WHAT TO DO: How many lines in the listing below include the word "parameter"? Answer with the number and nothing else.

........

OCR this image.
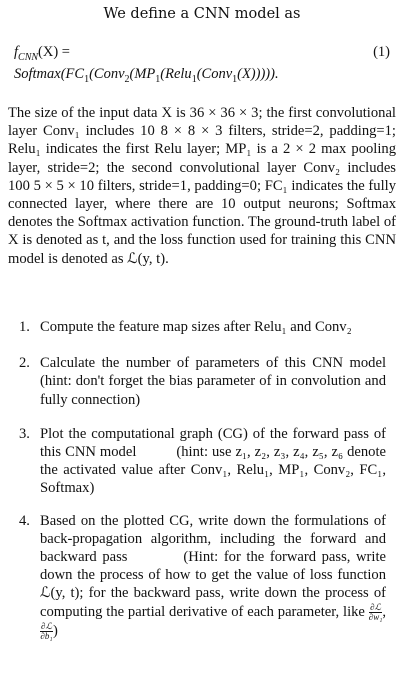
We define a CNN model as
$f_{CNN}(X)$ =	(1)
$Softmax(FC_1(Conv_2(MP_1(Relu_1(Conv_1(X)))))$.
The size of the input data X is 36 × 36 × 3; the first convolutional layer Conv₁ includes 10 8 × 8 × 3 filters, stride=2, padding=1; Relu₁ indicates the first Relu layer; MP₁ is a 2 × 2 max pooling layer, stride=2; the second convolutional layer Conv₂ includes 100 5 × 5 × 10 filters, stride=1, padding=0; FC₁ indicates the fully connected layer, where there are 10 output neurons; Softmax denotes the Softmax activation function. The ground-truth label of X is denoted as t, and the loss function used for training this CNN model is denoted as ℒ(y, t).
1. Compute the feature map sizes after Relu₁ and Conv₂
2. Calculate the number of parameters of this CNN model (hint: don't forget the bias parameter of in convolution and fully connection)
3. Plot the computational graph (CG) of the forward pass of this CNN model          (hint: use z₁, z₂, z₃, z₄, z₅, z₆ denote the activated value after Conv₁, Relu₁, MP₁, Conv₂, FC₁, Softmax)
4. Based on the plotted CG, write down the formulations of back-propagation algorithm, including the forward and backward pass          (Hint: for the forward pass, write down the process of how to get the value of loss function ℒ(y, t); for the backward pass, write down the process of computing the partial derivative of each parameter, like $\frac{\text{∂ℒ}}{\text{∂w₁}}$ ,
$\frac{\text{∂ℒ}}{\text{∂b₁}}$ )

........

RESPONSE BELOW: 2